— YOUR GOAL —
Give every entry again, unchanged, and leave its images out.

— INPUT FOR THIS TASK —

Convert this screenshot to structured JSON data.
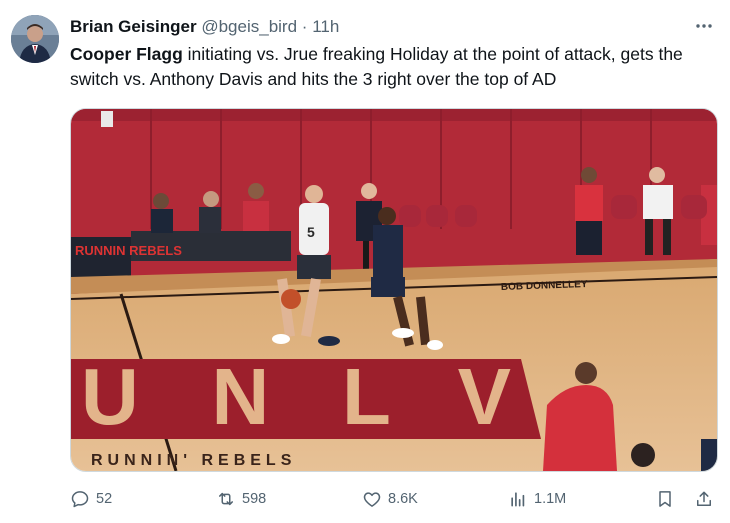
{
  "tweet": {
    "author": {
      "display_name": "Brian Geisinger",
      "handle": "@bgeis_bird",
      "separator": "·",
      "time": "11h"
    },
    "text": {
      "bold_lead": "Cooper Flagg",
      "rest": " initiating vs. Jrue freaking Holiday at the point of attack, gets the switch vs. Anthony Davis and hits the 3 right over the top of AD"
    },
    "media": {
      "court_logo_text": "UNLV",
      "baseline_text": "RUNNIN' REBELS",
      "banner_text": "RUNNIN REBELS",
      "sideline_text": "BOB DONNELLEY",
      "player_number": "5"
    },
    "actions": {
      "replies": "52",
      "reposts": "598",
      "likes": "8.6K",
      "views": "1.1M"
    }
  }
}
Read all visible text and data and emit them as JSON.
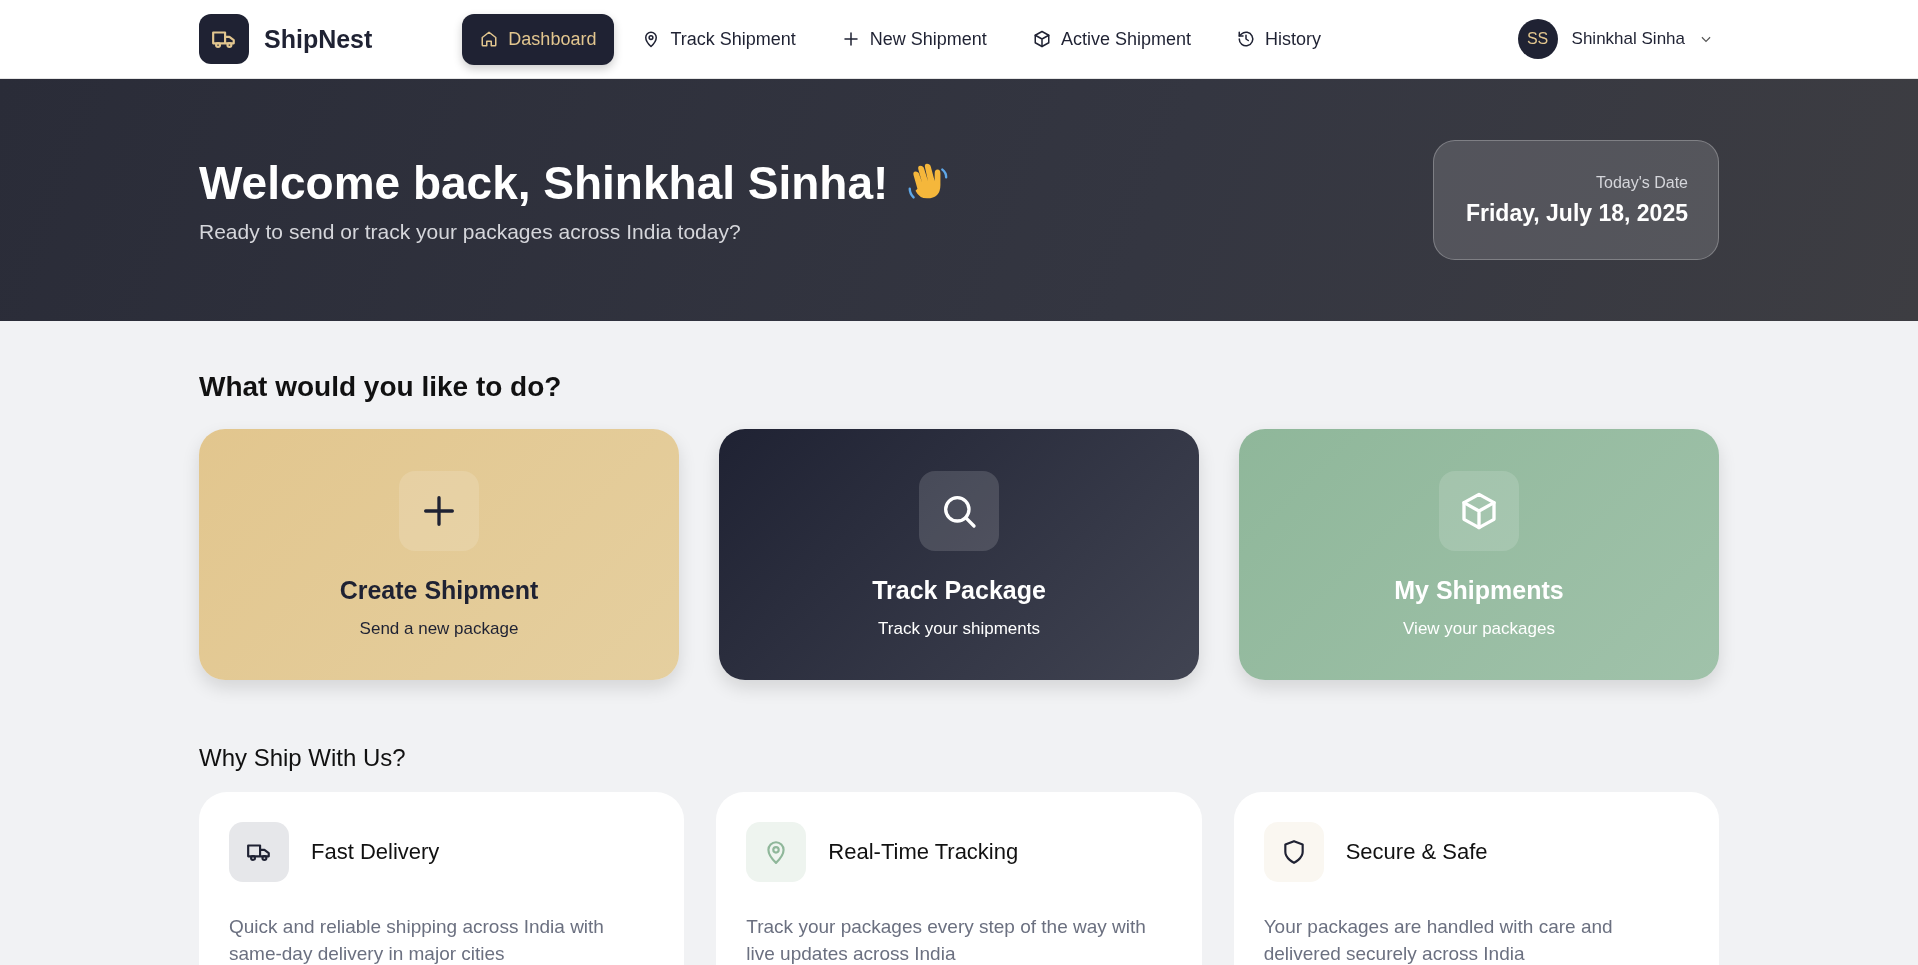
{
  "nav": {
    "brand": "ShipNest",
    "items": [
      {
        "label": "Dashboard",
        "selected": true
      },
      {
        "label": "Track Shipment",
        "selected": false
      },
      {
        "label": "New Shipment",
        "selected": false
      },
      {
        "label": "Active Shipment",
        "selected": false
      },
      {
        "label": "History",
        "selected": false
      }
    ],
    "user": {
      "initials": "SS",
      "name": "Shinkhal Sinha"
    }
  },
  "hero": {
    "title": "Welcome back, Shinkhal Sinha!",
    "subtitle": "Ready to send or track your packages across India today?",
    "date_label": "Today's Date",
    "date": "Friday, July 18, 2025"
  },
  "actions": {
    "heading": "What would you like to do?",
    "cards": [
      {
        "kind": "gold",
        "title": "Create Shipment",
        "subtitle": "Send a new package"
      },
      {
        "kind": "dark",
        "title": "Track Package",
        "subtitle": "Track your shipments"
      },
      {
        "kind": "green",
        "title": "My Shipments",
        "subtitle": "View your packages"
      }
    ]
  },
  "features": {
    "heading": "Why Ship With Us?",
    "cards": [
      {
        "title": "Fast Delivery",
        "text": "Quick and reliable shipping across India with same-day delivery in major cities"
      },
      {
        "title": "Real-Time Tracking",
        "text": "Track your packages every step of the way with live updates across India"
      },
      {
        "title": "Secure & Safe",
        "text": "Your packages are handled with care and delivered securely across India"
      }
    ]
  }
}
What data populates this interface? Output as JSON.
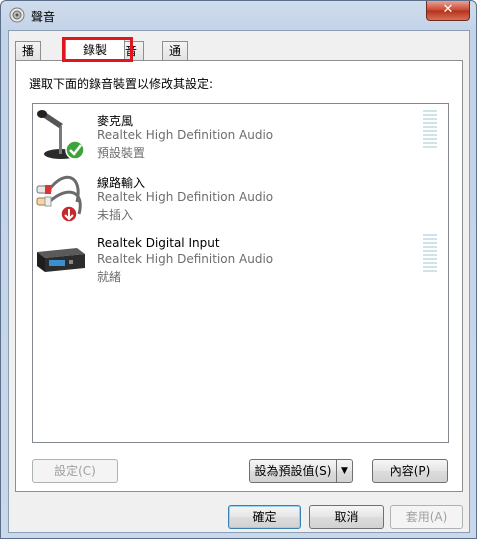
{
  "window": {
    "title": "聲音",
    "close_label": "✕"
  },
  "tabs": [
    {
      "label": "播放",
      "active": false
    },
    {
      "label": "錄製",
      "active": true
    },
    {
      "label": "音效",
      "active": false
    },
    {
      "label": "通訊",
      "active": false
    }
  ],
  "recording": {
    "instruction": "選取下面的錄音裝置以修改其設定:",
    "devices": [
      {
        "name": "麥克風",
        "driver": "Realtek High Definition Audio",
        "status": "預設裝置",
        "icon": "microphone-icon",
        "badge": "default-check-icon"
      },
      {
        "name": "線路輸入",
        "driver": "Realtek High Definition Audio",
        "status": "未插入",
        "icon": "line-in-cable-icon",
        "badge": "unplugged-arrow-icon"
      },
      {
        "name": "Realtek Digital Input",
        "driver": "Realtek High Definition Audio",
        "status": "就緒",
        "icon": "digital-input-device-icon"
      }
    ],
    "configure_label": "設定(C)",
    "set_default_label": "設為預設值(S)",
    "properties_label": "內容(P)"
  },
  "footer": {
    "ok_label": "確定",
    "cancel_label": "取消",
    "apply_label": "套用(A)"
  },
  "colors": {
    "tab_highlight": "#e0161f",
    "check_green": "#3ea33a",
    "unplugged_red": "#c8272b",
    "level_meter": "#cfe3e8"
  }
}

— REPLY —
Convert this screenshot to structured JSON data.
{
  "tweet": {
    "author": {
      "display_name": "Brian Geisinger",
      "handle": "@bgeis_bird",
      "separator": "·",
      "time": "11h"
    },
    "text": {
      "bold_lead": "Cooper Flagg",
      "rest": " initiating vs. Jrue freaking Holiday at the point of attack, gets the switch vs. Anthony Davis and hits the 3 right over the top of AD"
    },
    "media": {
      "court_logo_text": "UNLV",
      "baseline_text": "RUNNIN' REBELS",
      "banner_text": "RUNNIN REBELS",
      "sideline_text": "BOB DONNELLEY",
      "player_number": "5"
    },
    "actions": {
      "replies": "52",
      "reposts": "598",
      "likes": "8.6K",
      "views": "1.1M"
    }
  }
}
Read all visible text and data and emit them as JSON.
{
  "nav": {
    "brand": "ShipNest",
    "items": [
      {
        "label": "Dashboard",
        "selected": true
      },
      {
        "label": "Track Shipment",
        "selected": false
      },
      {
        "label": "New Shipment",
        "selected": false
      },
      {
        "label": "Active Shipment",
        "selected": false
      },
      {
        "label": "History",
        "selected": false
      }
    ],
    "user": {
      "initials": "SS",
      "name": "Shinkhal Sinha"
    }
  },
  "hero": {
    "title": "Welcome back, Shinkhal Sinha!",
    "subtitle": "Ready to send or track your packages across India today?",
    "date_label": "Today's Date",
    "date": "Friday, July 18, 2025"
  },
  "actions": {
    "heading": "What would you like to do?",
    "cards": [
      {
        "kind": "gold",
        "title": "Create Shipment",
        "subtitle": "Send a new package"
      },
      {
        "kind": "dark",
        "title": "Track Package",
        "subtitle": "Track your shipments"
      },
      {
        "kind": "green",
        "title": "My Shipments",
        "subtitle": "View your packages"
      }
    ]
  },
  "features": {
    "heading": "Why Ship With Us?",
    "cards": [
      {
        "title": "Fast Delivery",
        "text": "Quick and reliable shipping across India with same-day delivery in major cities"
      },
      {
        "title": "Real-Time Tracking",
        "text": "Track your packages every step of the way with live updates across India"
      },
      {
        "title": "Secure & Safe",
        "text": "Your packages are handled with care and delivered securely across India"
      }
    ]
  }
}
What data populates this interface? Output as JSON.
{
  "window": {
    "title": "聲音",
    "close_label": "✕"
  },
  "tabs": [
    {
      "label": "播放",
      "active": false
    },
    {
      "label": "錄製",
      "active": true
    },
    {
      "label": "音效",
      "active": false
    },
    {
      "label": "通訊",
      "active": false
    }
  ],
  "recording": {
    "instruction": "選取下面的錄音裝置以修改其設定:",
    "devices": [
      {
        "name": "麥克風",
        "driver": "Realtek High Definition Audio",
        "status": "預設裝置",
        "icon": "microphone-icon",
        "badge": "default-check-icon"
      },
      {
        "name": "線路輸入",
        "driver": "Realtek High Definition Audio",
        "status": "未插入",
        "icon": "line-in-cable-icon",
        "badge": "unplugged-arrow-icon"
      },
      {
        "name": "Realtek Digital Input",
        "driver": "Realtek High Definition Audio",
        "status": "就緒",
        "icon": "digital-input-device-icon"
      }
    ],
    "configure_label": "設定(C)",
    "set_default_label": "設為預設值(S)",
    "properties_label": "內容(P)"
  },
  "footer": {
    "ok_label": "確定",
    "cancel_label": "取消",
    "apply_label": "套用(A)"
  },
  "colors": {
    "tab_highlight": "#e0161f",
    "check_green": "#3ea33a",
    "unplugged_red": "#c8272b",
    "level_meter": "#cfe3e8"
  }
}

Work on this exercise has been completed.